== Information provided ==
================================

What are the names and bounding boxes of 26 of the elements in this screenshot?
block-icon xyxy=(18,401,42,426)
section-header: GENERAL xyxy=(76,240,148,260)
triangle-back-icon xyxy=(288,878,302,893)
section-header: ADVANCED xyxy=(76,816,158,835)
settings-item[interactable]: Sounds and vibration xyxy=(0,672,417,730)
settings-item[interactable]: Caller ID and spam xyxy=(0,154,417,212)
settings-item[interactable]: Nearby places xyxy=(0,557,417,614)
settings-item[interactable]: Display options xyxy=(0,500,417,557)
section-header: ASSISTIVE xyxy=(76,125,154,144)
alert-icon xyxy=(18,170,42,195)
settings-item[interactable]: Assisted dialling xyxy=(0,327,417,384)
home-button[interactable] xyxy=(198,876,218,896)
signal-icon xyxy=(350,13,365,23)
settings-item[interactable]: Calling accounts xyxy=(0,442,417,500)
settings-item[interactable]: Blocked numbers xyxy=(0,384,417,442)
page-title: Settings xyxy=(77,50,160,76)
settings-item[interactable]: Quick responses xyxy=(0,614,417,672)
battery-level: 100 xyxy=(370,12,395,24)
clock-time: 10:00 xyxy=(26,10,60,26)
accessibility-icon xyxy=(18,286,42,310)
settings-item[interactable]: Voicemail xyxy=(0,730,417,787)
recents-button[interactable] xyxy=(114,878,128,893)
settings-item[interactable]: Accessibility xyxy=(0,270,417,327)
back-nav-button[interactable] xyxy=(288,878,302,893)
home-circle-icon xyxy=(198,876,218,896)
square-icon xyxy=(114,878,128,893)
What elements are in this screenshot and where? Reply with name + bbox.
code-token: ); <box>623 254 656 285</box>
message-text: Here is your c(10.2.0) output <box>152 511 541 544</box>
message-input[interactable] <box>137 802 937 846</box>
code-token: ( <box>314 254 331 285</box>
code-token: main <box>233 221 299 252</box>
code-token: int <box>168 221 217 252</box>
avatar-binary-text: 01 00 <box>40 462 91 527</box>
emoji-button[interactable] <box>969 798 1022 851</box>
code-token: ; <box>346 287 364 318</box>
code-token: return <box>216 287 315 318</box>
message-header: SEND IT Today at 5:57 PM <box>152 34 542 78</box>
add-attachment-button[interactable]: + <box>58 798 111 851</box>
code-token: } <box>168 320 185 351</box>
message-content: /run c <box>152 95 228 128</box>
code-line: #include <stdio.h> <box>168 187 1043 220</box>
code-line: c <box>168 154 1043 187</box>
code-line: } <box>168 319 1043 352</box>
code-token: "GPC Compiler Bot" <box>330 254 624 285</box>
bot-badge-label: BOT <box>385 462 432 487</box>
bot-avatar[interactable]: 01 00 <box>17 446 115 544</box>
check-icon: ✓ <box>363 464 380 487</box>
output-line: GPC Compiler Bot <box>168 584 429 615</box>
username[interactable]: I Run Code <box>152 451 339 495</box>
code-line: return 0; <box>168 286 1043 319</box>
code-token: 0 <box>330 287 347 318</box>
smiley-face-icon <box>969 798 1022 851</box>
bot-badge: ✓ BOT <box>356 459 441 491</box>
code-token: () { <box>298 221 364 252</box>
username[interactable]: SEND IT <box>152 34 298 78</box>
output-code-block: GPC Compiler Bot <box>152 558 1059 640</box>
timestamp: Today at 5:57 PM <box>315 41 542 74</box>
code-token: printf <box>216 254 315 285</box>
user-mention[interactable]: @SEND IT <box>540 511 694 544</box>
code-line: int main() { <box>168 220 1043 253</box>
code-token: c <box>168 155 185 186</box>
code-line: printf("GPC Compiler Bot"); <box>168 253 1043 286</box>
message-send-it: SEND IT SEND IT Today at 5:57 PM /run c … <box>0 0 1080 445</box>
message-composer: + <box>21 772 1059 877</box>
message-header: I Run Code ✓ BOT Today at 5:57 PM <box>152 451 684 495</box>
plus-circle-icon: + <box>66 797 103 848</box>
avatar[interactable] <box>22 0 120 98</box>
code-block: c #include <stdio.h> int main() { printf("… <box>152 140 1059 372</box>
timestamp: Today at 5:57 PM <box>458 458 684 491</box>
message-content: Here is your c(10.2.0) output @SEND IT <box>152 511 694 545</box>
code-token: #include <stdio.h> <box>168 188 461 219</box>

================================

== Problem description ==
Give every line of the data above as a numbered list, leaving out any blank lines.

== Written response ==
1. What are the names and bounding boxes of 26 of the elements in this screenshot?
2. block-icon xyxy=(18,401,42,426)
3. section-header: GENERAL xyxy=(76,240,148,260)
4. triangle-back-icon xyxy=(288,878,302,893)
5. section-header: ADVANCED xyxy=(76,816,158,835)
6. settings-item[interactable]: Sounds and vibration xyxy=(0,672,417,730)
7. settings-item[interactable]: Caller ID and spam xyxy=(0,154,417,212)
8. settings-item[interactable]: Nearby places xyxy=(0,557,417,614)
9. settings-item[interactable]: Display options xyxy=(0,500,417,557)
10. section-header: ASSISTIVE xyxy=(76,125,154,144)
11. alert-icon xyxy=(18,170,42,195)
12. settings-item[interactable]: Assisted dialling xyxy=(0,327,417,384)
13. home-button[interactable] xyxy=(198,876,218,896)
14. signal-icon xyxy=(350,13,365,23)
15. settings-item[interactable]: Calling accounts xyxy=(0,442,417,500)
16. settings-item[interactable]: Blocked numbers xyxy=(0,384,417,442)
17. page-title: Settings xyxy=(77,50,160,76)
18. settings-item[interactable]: Quick responses xyxy=(0,614,417,672)
19. battery-level: 100 xyxy=(370,12,395,24)
20. clock-time: 10:00 xyxy=(26,10,60,26)
21. accessibility-icon xyxy=(18,286,42,310)
22. settings-item[interactable]: Voicemail xyxy=(0,730,417,787)
23. recents-button[interactable] xyxy=(114,878,128,893)
24. settings-item[interactable]: Accessibility xyxy=(0,270,417,327)
25. back-nav-button[interactable] xyxy=(288,878,302,893)
26. home-circle-icon xyxy=(198,876,218,896)
27. square-icon xyxy=(114,878,128,893)
28. What elements are in this screenshot and where? Reply with name + bbox.
29. code-token: ); <box>623 254 656 285</box>
30. message-text: Here is your c(10.2.0) output <box>152 511 541 544</box>
31. message-input[interactable] <box>137 802 937 846</box>
32. code-token: ( <box>314 254 331 285</box>
33. code-token: main <box>233 221 299 252</box>
34. code-token: int <box>168 221 217 252</box>
35. avatar-binary-text: 01 00 <box>40 462 91 527</box>
36. emoji-button[interactable] <box>969 798 1022 851</box>
37. code-token: ; <box>346 287 364 318</box>
38. code-token: return <box>216 287 315 318</box>
39. message-header: SEND IT Today at 5:57 PM <box>152 34 542 78</box>
40. add-attachment-button[interactable]: + <box>58 798 111 851</box>
41. code-token: } <box>168 320 185 351</box>
42. message-content: /run c <box>152 95 228 128</box>
43. code-line: #include <stdio.h> <box>168 187 1043 220</box>
44. code-line: c <box>168 154 1043 187</box>
45. code-line: } <box>168 319 1043 352</box>
46. code-token: "GPC Compiler Bot" <box>330 254 624 285</box>
47. bot-badge-label: BOT <box>385 462 432 487</box>
48. bot-avatar[interactable]: 01 00 <box>17 446 115 544</box>
49. check-icon: ✓ <box>363 464 380 487</box>
50. output-line: GPC Compiler Bot <box>168 584 429 615</box>
51. username[interactable]: I Run Code <box>152 451 339 495</box>
52. code-line: return 0; <box>168 286 1043 319</box>
53. code-token: 0 <box>330 287 347 318</box>
54. smiley-face-icon <box>969 798 1022 851</box>
55. bot-badge: ✓ BOT <box>356 459 441 491</box>
56. code-token: () { <box>298 221 364 252</box>
57. username[interactable]: SEND IT <box>152 34 298 78</box>
58. output-code-block: GPC Compiler Bot <box>152 558 1059 640</box>
59. timestamp: Today at 5:57 PM <box>315 41 542 74</box>
60. code-token: printf <box>216 254 315 285</box>
61. user-mention[interactable]: @SEND IT <box>540 511 694 544</box>
62. code-line: int main() { <box>168 220 1043 253</box>
63. code-token: c <box>168 155 185 186</box>
64. code-line: printf("GPC Compiler Bot"); <box>168 253 1043 286</box>
65. message-send-it: SEND IT SEND IT Today at 5:57 PM /run c … <box>0 0 1080 445</box>
66. message-composer: + <box>21 772 1059 877</box>
67. message-header: I Run Code ✓ BOT Today at 5:57 PM <box>152 451 684 495</box>
68. plus-circle-icon: + <box>66 797 103 848</box>
69. avatar[interactable] <box>22 0 120 98</box>
70. code-block: c #include <stdio.h> int main() { printf("… <box>152 140 1059 372</box>
71. timestamp: Today at 5:57 PM <box>458 458 684 491</box>
72. message-content: Here is your c(10.2.0) output @SEND IT <box>152 511 694 545</box>
73. code-token: #include <stdio.h> <box>168 188 461 219</box>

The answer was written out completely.